WRITTEN TASK:
Restate, word for word, all of the material shown below.

━━ RECORDED INFORMATION

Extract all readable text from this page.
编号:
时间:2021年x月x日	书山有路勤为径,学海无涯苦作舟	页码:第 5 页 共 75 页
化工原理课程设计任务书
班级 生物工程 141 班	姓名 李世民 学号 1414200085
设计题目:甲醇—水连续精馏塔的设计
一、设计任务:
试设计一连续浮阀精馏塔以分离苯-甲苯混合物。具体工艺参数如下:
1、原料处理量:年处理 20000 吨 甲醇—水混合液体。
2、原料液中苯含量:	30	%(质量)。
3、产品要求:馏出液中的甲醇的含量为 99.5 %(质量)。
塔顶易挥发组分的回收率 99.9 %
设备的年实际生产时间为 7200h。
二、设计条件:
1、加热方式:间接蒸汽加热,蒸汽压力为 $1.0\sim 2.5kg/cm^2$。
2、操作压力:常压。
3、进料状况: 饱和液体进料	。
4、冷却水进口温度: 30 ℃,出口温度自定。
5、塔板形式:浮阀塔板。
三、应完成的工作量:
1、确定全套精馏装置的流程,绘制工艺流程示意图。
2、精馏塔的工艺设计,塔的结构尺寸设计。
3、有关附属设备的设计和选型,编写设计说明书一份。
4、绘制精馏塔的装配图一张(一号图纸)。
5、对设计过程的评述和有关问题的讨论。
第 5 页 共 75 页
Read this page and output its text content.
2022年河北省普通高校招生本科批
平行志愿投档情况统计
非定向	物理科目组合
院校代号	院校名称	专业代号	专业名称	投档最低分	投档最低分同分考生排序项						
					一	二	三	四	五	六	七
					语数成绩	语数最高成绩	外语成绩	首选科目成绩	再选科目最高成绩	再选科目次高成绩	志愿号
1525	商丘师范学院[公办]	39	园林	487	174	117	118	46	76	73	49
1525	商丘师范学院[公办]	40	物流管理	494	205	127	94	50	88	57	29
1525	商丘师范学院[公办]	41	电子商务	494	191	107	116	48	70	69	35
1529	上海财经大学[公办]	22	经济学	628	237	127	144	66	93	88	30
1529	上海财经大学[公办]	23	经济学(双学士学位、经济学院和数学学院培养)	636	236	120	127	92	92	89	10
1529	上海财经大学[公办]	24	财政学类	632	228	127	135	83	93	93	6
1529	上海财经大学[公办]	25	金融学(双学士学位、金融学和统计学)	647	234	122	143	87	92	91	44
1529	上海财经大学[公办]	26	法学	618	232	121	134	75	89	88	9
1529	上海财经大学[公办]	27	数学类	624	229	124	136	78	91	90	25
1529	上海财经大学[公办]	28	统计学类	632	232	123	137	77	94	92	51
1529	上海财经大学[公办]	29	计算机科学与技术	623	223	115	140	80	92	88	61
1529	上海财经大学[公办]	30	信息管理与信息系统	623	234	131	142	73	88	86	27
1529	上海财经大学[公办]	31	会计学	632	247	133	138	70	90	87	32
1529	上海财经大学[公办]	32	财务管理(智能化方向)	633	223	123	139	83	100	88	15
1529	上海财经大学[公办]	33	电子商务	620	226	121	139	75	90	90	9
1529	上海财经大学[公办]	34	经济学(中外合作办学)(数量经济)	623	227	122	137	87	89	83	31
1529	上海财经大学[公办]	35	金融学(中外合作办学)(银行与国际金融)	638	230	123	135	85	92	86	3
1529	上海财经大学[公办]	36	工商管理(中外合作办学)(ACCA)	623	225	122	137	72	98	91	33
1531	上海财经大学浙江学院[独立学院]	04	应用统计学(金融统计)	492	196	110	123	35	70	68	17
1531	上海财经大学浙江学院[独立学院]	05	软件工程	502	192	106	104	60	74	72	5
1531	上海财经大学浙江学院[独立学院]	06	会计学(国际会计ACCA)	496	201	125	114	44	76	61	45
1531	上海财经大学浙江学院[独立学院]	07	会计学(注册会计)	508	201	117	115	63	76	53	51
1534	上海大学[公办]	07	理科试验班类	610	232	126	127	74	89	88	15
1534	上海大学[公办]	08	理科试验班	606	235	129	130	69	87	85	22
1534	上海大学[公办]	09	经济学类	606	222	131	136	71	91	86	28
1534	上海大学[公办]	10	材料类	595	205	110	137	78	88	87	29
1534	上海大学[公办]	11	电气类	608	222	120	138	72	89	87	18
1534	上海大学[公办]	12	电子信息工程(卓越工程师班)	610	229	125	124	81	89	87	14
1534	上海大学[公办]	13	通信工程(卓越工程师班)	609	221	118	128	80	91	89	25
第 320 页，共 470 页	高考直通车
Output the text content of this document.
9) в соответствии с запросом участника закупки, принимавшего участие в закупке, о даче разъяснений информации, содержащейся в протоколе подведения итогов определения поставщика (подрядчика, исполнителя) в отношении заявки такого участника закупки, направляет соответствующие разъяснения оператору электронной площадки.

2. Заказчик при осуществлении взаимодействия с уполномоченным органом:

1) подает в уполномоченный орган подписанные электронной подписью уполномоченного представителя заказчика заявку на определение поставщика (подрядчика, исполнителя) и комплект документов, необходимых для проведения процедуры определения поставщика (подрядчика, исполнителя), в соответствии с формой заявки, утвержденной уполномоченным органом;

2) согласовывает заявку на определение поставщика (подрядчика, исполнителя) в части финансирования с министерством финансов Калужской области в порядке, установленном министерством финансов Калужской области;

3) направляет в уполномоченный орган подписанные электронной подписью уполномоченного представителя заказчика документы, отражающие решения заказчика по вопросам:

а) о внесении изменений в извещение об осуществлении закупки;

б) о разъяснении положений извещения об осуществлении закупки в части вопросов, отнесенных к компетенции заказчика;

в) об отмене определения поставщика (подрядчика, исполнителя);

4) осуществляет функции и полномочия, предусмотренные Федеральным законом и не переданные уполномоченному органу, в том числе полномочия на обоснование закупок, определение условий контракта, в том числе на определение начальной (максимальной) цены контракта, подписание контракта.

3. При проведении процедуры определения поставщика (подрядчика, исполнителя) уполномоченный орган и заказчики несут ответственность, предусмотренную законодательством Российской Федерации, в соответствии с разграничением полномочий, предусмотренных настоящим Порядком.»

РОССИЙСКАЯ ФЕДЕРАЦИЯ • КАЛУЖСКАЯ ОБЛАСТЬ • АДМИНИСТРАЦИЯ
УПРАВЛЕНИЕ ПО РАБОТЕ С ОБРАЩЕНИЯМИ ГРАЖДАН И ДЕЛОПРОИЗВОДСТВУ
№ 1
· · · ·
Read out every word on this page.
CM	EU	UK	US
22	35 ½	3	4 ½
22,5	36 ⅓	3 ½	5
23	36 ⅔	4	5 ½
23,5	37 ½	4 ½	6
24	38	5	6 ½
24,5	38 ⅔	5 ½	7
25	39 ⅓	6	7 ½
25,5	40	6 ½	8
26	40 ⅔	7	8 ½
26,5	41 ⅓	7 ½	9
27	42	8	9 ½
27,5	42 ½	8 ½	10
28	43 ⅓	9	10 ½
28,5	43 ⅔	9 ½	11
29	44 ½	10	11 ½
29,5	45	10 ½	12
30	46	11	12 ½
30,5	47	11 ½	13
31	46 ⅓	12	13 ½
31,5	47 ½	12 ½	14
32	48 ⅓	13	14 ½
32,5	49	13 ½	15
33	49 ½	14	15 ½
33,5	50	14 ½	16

━━━━

SOLUTION:
Extract all readable text from this page.
编号:
时间:2021年x月x日	书山有路勤为径,学海无涯苦作舟	页码:第 5 页 共 75 页
化工原理课程设计任务书
班级 生物工程 141 班	姓名 李世民 学号 1414200085
设计题目:甲醇—水连续精馏塔的设计
一、设计任务:
试设计一连续浮阀精馏塔以分离苯-甲苯混合物。具体工艺参数如下:
1、原料处理量:年处理 20000 吨 甲醇—水混合液体。
2、原料液中苯含量:	30	%(质量)。
3、产品要求:馏出液中的甲醇的含量为 99.5 %(质量)。
塔顶易挥发组分的回收率 99.9 %
设备的年实际生产时间为 7200h。
二、设计条件:
1、加热方式:间接蒸汽加热,蒸汽压力为 $1.0\sim 2.5kg/cm^2$。
2、操作压力:常压。
3、进料状况: 饱和液体进料	。
4、冷却水进口温度: 30 ℃,出口温度自定。
5、塔板形式:浮阀塔板。
三、应完成的工作量:
1、确定全套精馏装置的流程,绘制工艺流程示意图。
2、精馏塔的工艺设计,塔的结构尺寸设计。
3、有关附属设备的设计和选型,编写设计说明书一份。
4、绘制精馏塔的装配图一张(一号图纸)。
5、对设计过程的评述和有关问题的讨论。
第 5 页 共 75 页
Read this page and output its text content.
2022年河北省普通高校招生本科批
平行志愿投档情况统计
非定向	物理科目组合
院校代号	院校名称	专业代号	专业名称	投档最低分	投档最低分同分考生排序项						
					一	二	三	四	五	六	七
					语数成绩	语数最高成绩	外语成绩	首选科目成绩	再选科目最高成绩	再选科目次高成绩	志愿号
1525	商丘师范学院[公办]	39	园林	487	174	117	118	46	76	73	49
1525	商丘师范学院[公办]	40	物流管理	494	205	127	94	50	88	57	29
1525	商丘师范学院[公办]	41	电子商务	494	191	107	116	48	70	69	35
1529	上海财经大学[公办]	22	经济学	628	237	127	144	66	93	88	30
1529	上海财经大学[公办]	23	经济学(双学士学位、经济学院和数学学院培养)	636	236	120	127	92	92	89	10
1529	上海财经大学[公办]	24	财政学类	632	228	127	135	83	93	93	6
1529	上海财经大学[公办]	25	金融学(双学士学位、金融学和统计学)	647	234	122	143	87	92	91	44
1529	上海财经大学[公办]	26	法学	618	232	121	134	75	89	88	9
1529	上海财经大学[公办]	27	数学类	624	229	124	136	78	91	90	25
1529	上海财经大学[公办]	28	统计学类	632	232	123	137	77	94	92	51
1529	上海财经大学[公办]	29	计算机科学与技术	623	223	115	140	80	92	88	61
1529	上海财经大学[公办]	30	信息管理与信息系统	623	234	131	142	73	88	86	27
1529	上海财经大学[公办]	31	会计学	632	247	133	138	70	90	87	32
1529	上海财经大学[公办]	32	财务管理(智能化方向)	633	223	123	139	83	100	88	15
1529	上海财经大学[公办]	33	电子商务	620	226	121	139	75	90	90	9
1529	上海财经大学[公办]	34	经济学(中外合作办学)(数量经济)	623	227	122	137	87	89	83	31
1529	上海财经大学[公办]	35	金融学(中外合作办学)(银行与国际金融)	638	230	123	135	85	92	86	3
1529	上海财经大学[公办]	36	工商管理(中外合作办学)(ACCA)	623	225	122	137	72	98	91	33
1531	上海财经大学浙江学院[独立学院]	04	应用统计学(金融统计)	492	196	110	123	35	70	68	17
1531	上海财经大学浙江学院[独立学院]	05	软件工程	502	192	106	104	60	74	72	5
1531	上海财经大学浙江学院[独立学院]	06	会计学(国际会计ACCA)	496	201	125	114	44	76	61	45
1531	上海财经大学浙江学院[独立学院]	07	会计学(注册会计)	508	201	117	115	63	76	53	51
1534	上海大学[公办]	07	理科试验班类	610	232	126	127	74	89	88	15
1534	上海大学[公办]	08	理科试验班	606	235	129	130	69	87	85	22
1534	上海大学[公办]	09	经济学类	606	222	131	136	71	91	86	28
1534	上海大学[公办]	10	材料类	595	205	110	137	78	88	87	29
1534	上海大学[公办]	11	电气类	608	222	120	138	72	89	87	18
1534	上海大学[公办]	12	电子信息工程(卓越工程师班)	610	229	125	124	81	89	87	14
1534	上海大学[公办]	13	通信工程(卓越工程师班)	609	221	118	128	80	91	89	25
第 320 页，共 470 页	高考直通车
Output the text content of this document.
9) в соответствии с запросом участника закупки, принимавшего участие в закупке, о даче разъяснений информации, содержащейся в протоколе подведения итогов определения поставщика (подрядчика, исполнителя) в отношении заявки такого участника закупки, направляет соответствующие разъяснения оператору электронной площадки.

2. Заказчик при осуществлении взаимодействия с уполномоченным органом:

1) подает в уполномоченный орган подписанные электронной подписью уполномоченного представителя заказчика заявку на определение поставщика (подрядчика, исполнителя) и комплект документов, необходимых для проведения процедуры определения поставщика (подрядчика, исполнителя), в соответствии с формой заявки, утвержденной уполномоченным органом;

2) согласовывает заявку на определение поставщика (подрядчика, исполнителя) в части финансирования с министерством финансов Калужской области в порядке, установленном министерством финансов Калужской области;

3) направляет в уполномоченный орган подписанные электронной подписью уполномоченного представителя заказчика документы, отражающие решения заказчика по вопросам:

а) о внесении изменений в извещение об осуществлении закупки;

б) о разъяснении положений извещения об осуществлении закупки в части вопросов, отнесенных к компетенции заказчика;

в) об отмене определения поставщика (подрядчика, исполнителя);

4) осуществляет функции и полномочия, предусмотренные Федеральным законом и не переданные уполномоченному органу, в том числе полномочия на обоснование закупок, определение условий контракта, в том числе на определение начальной (максимальной) цены контракта, подписание контракта.

3. При проведении процедуры определения поставщика (подрядчика, исполнителя) уполномоченный орган и заказчики несут ответственность, предусмотренную законодательством Российской Федерации, в соответствии с разграничением полномочий, предусмотренных настоящим Порядком.»

РОССИЙСКАЯ ФЕДЕРАЦИЯ • КАЛУЖСКАЯ ОБЛАСТЬ • АДМИНИСТРАЦИЯ
УПРАВЛЕНИЕ ПО РАБОТЕ С ОБРАЩЕНИЯМИ ГРАЖДАН И ДЕЛОПРОИЗВОДСТВУ
№ 1
· · · ·
Read out every word on this page.
CM	EU	UK	US
22	35 ½	3	4 ½
22,5	36 ⅓	3 ½	5
23	36 ⅔	4	5 ½
23,5	37 ½	4 ½	6
24	38	5	6 ½
24,5	38 ⅔	5 ½	7
25	39 ⅓	6	7 ½
25,5	40	6 ½	8
26	40 ⅔	7	8 ½
26,5	41 ⅓	7 ½	9
27	42	8	9 ½
27,5	42 ½	8 ½	10
28	43 ⅓	9	10 ½
28,5	43 ⅔	9 ½	11
29	44 ½	10	11 ½
29,5	45	10 ½	12
30	46	11	12 ½
30,5	47	11 ½	13
31	46 ⅓	12	13 ½
31,5	47 ½	12 ½	14
32	48 ⅓	13	14 ½
32,5	49	13 ½	15
33	49 ½	14	15 ½
33,5	50	14 ½	16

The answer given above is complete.